Required task: Pick out each line below containing "анализа".

Material supplied:
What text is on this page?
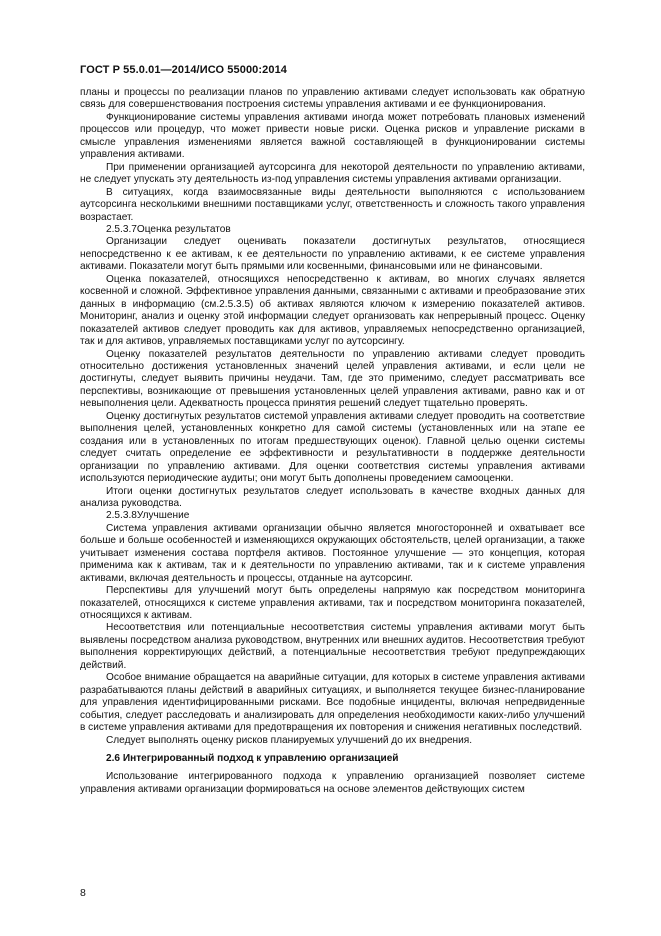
ГОСТ Р 55.0.01—2014/ИСО 55000:2014

планы и процессы по реализации планов по управлению активами следует использовать как обратную связь для совершенствования построения системы управления активами и ее функционирования.

Функционирование системы управления активами иногда может потребовать плановых изменений процессов или процедур, что может привести новые риски. Оценка рисков и управление рисками в смысле управления изменениями является важной составляющей в функционировании системы управления активами.

При применении организацией аутсорсинга для некоторой деятельности по управлению активами, не следует упускать эту деятельность из-под управления системы управления активами организации.

В ситуациях, когда взаимосвязанные виды деятельности выполняются с использованием аутсорсинга несколькими внешними поставщиками услуг, ответственность и сложность такого управления возрастает.

2.5.3.7Оценка результатов

Организации следует оценивать показатели достигнутых результатов, относящиеся непосредственно к ее активам, к ее деятельности по управлению активами, к ее системе управления активами. Показатели могут быть прямыми или косвенными, финансовыми или не финансовыми.

Оценка показателей, относящихся непосредственно к активам, во многих случаях является косвенной и сложной. Эффективное управления данными, связанными с активами и преобразование этих данных в информацию (см.2.5.3.5) об активах являются ключом к измерению показателей активов. Мониторинг, анализ и оценку этой информации следует организовать как непрерывный процесс. Оценку показателей активов следует проводить как для активов, управляемых непосредственно организацией, так и для активов, управляемых поставщиками услуг по аутсорсингу.

Оценку показателей результатов деятельности по управлению активами следует проводить относительно достижения установленных значений целей управления активами, и если цели не достигнуты, следует выявить причины неудачи. Там, где это применимо, следует рассматривать все перспективы, возникающие от превышения установленных целей управления активами, равно как и от невыполнения цели. Адекватность процесса принятия решений следует тщательно проверять.

Оценку достигнутых результатов системой управления активами следует проводить на соответствие выполнения целей, установленных конкретно для самой системы (установленных или на этапе ее создания или в установленных по итогам предшествующих оценок). Главной целью оценки системы следует считать определение ее эффективности и результативности в поддержке деятельности организации по управлению активами. Для оценки соответствия системы управления активами используются периодические аудиты; они могут быть дополнены проведением самооценки.

Итоги оценки достигнутых результатов следует использовать в качестве входных данных для анализа руководства.

2.5.3.8Улучшение

Система управления активами организации обычно является многосторонней и охватывает все больше и больше особенностей и изменяющихся окружающих обстоятельств, целей организации, а также учитывает изменения состава портфеля активов. Постоянное улучшение — это концепция, которая применима как к активам, так и к деятельности по управлению активами, так и к системе управления активами, включая деятельность и процессы, отданные на аутсорсинг.

Перспективы для улучшений могут быть определены напрямую как посредством мониторинга показателей, относящихся к системе управления активами, так и посредством мониторинга показателей, относящихся к активам.

Несоответствия или потенциальные несоответствия системы управления активами могут быть выявлены посредством анализа руководством, внутренних или внешних аудитов. Несоответствия требуют выполнения корректирующих действий, а потенциальные несоответствия требуют предупреждающих действий.

Особое внимание обращается на аварийные ситуации, для которых в системе управления активами разрабатываются планы действий в аварийных ситуациях, и выполняется текущее бизнес-планирование для управления идентифицированными рисками. Все подобные инциденты, включая непредвиденные события, следует расследовать и анализировать для определения необходимости каких-либо улучшений в системе управления активами для предотвращения их повторения и снижения негативных последствий.

Следует выполнять оценку рисков планируемых улучшений до их внедрения.

2.6 Интегрированный подход к управлению организацией

Использование интегрированного подхода к управлению организацией позволяет системе управления активами организации формироваться на основе элементов действующих систем

8
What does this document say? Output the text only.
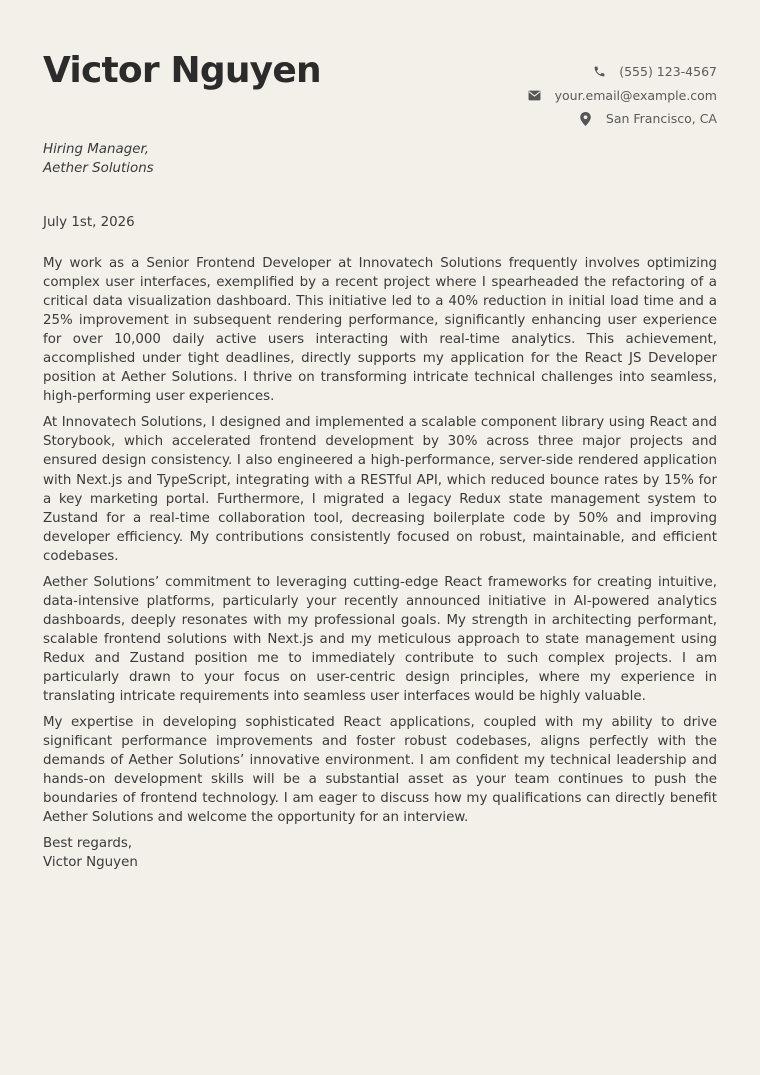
Victor Nguyen	(555) 123-4567
your.email@example.com
San Francisco, CA
Hiring Manager,
Aether Solutions
July 1st, 2026

My work as a Senior Frontend Developer at Innovatech Solutions frequently involves optimizing complex user interfaces, exemplified by a recent project where I spearheaded the refactoring of a critical data visualization dashboard. This initiative led to a 40% reduction in initial load time and a 25% improvement in subsequent rendering performance, significantly enhancing user experience for over 10,000 daily active users interacting with real-time analytics. This achievement, accomplished under tight deadlines, directly supports my application for the React JS Developer position at Aether Solutions. I thrive on transforming intricate technical challenges into seamless, high-performing user experiences.

At Innovatech Solutions, I designed and implemented a scalable component library using React and Storybook, which accelerated frontend development by 30% across three major projects and ensured design consistency. I also engineered a high-performance, server-side rendered application with Next.js and TypeScript, integrating with a RESTful API, which reduced bounce rates by 15% for a key marketing portal. Furthermore, I migrated a legacy Redux state management system to Zustand for a real-time collaboration tool, decreasing boilerplate code by 50% and improving developer efficiency. My contributions consistently focused on robust, maintainable, and efficient codebases.

Aether Solutions’ commitment to leveraging cutting-edge React frameworks for creating intuitive, data-intensive platforms, particularly your recently announced initiative in AI-powered analytics dashboards, deeply resonates with my professional goals. My strength in architecting performant, scalable frontend solutions with Next.js and my meticulous approach to state management using Redux and Zustand position me to immediately contribute to such complex projects. I am particularly drawn to your focus on user-centric design principles, where my experience in translating intricate requirements into seamless user interfaces would be highly valuable.

My expertise in developing sophisticated React applications, coupled with my ability to drive significant performance improvements and foster robust codebases, aligns perfectly with the demands of Aether Solutions’ innovative environment. I am confident my technical leadership and hands-on development skills will be a substantial asset as your team continues to push the boundaries of frontend technology. I am eager to discuss how my qualifications can directly benefit Aether Solutions and welcome the opportunity for an interview.

Best regards,
Victor Nguyen
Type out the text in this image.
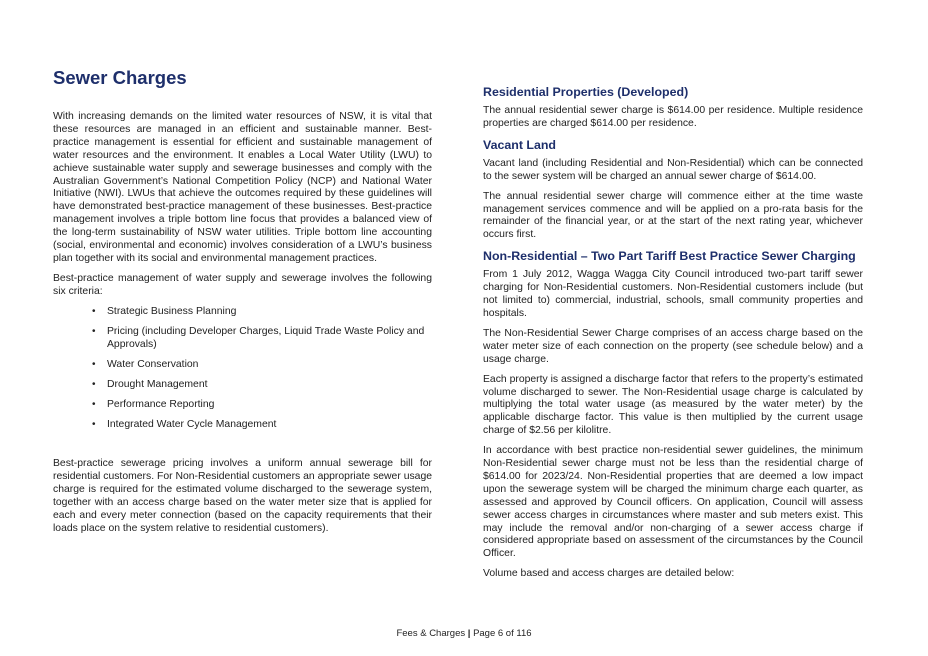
Sewer Charges

With increasing demands on the limited water resources of NSW, it is vital that these resources are managed in an efficient and sustainable manner. Best-practice management is essential for efficient and sustainable management of water resources and the environment. It enables a Local Water Utility (LWU) to achieve sustainable water supply and sewerage businesses and comply with the Australian Government’s National Competition Policy (NCP) and National Water Initiative (NWI). LWUs that achieve the outcomes required by these guidelines will have demonstrated best-practice management of these businesses. Best-practice management involves a triple bottom line focus that provides a balanced view of the long-term sustainability of NSW water utilities. Triple bottom line accounting (social, environmental and economic) involves consideration of a LWU’s business plan together with its social and environmental management practices.

Best-practice management of water supply and sewerage involves the following six criteria:

• Strategic Business Planning
• Pricing (including Developer Charges, Liquid Trade Waste Policy and Approvals)
• Water Conservation
• Drought Management
• Performance Reporting
• Integrated Water Cycle Management

Best-practice sewerage pricing involves a uniform annual sewerage bill for residential customers. For Non-Residential customers an appropriate sewer usage charge is required for the estimated volume discharged to the sewerage system, together with an access charge based on the water meter size that is applied for each and every meter connection (based on the capacity requirements that their loads place on the system relative to residential customers).

Residential Properties (Developed)

The annual residential sewer charge is $614.00 per residence. Multiple residence properties are charged $614.00 per residence.

Vacant Land

Vacant land (including Residential and Non-Residential) which can be connected to the sewer system will be charged an annual sewer charge of $614.00.

The annual residential sewer charge will commence either at the time waste management services commence and will be applied on a pro-rata basis for the remainder of the financial year, or at the start of the next rating year, whichever occurs first.

Non-Residential – Two Part Tariff Best Practice Sewer Charging

From 1 July 2012, Wagga Wagga City Council introduced two-part tariff sewer charging for Non-Residential customers. Non-Residential customers include (but not limited to) commercial, industrial, schools, small community properties and hospitals.

The Non-Residential Sewer Charge comprises of an access charge based on the water meter size of each connection on the property (see schedule below) and a usage charge.

Each property is assigned a discharge factor that refers to the property’s estimated volume discharged to sewer. The Non-Residential usage charge is calculated by multiplying the total water usage (as measured by the water meter) by the applicable discharge factor. This value is then multiplied by the current usage charge of $2.56 per kilolitre.

In accordance with best practice non-residential sewer guidelines, the minimum Non-Residential sewer charge must not be less than the residential charge of $614.00 for 2023/24. Non-Residential properties that are deemed a low impact upon the sewerage system will be charged the minimum charge each quarter, as assessed and approved by Council officers. On application, Council will assess sewer access charges in circumstances where master and sub meters exist. This may include the removal and/or non-charging of a sewer access charge if considered appropriate based on assessment of the circumstances by the Council Officer.

Volume based and access charges are detailed below:

Fees & Charges | Page 6 of 116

Correct response:
Итоги оценки достигнутых результатов следует использовать в качестве входных данных для анализа руководства.
Несоответствия или потенциальные несоответствия системы управления активами могут быть выявлены посредством анализа руководством, внутренних или внешних аудитов. Несоответствия требуют выполнения корректирующих действий, а потенциальные несоответствия требуют предупреждающих действий.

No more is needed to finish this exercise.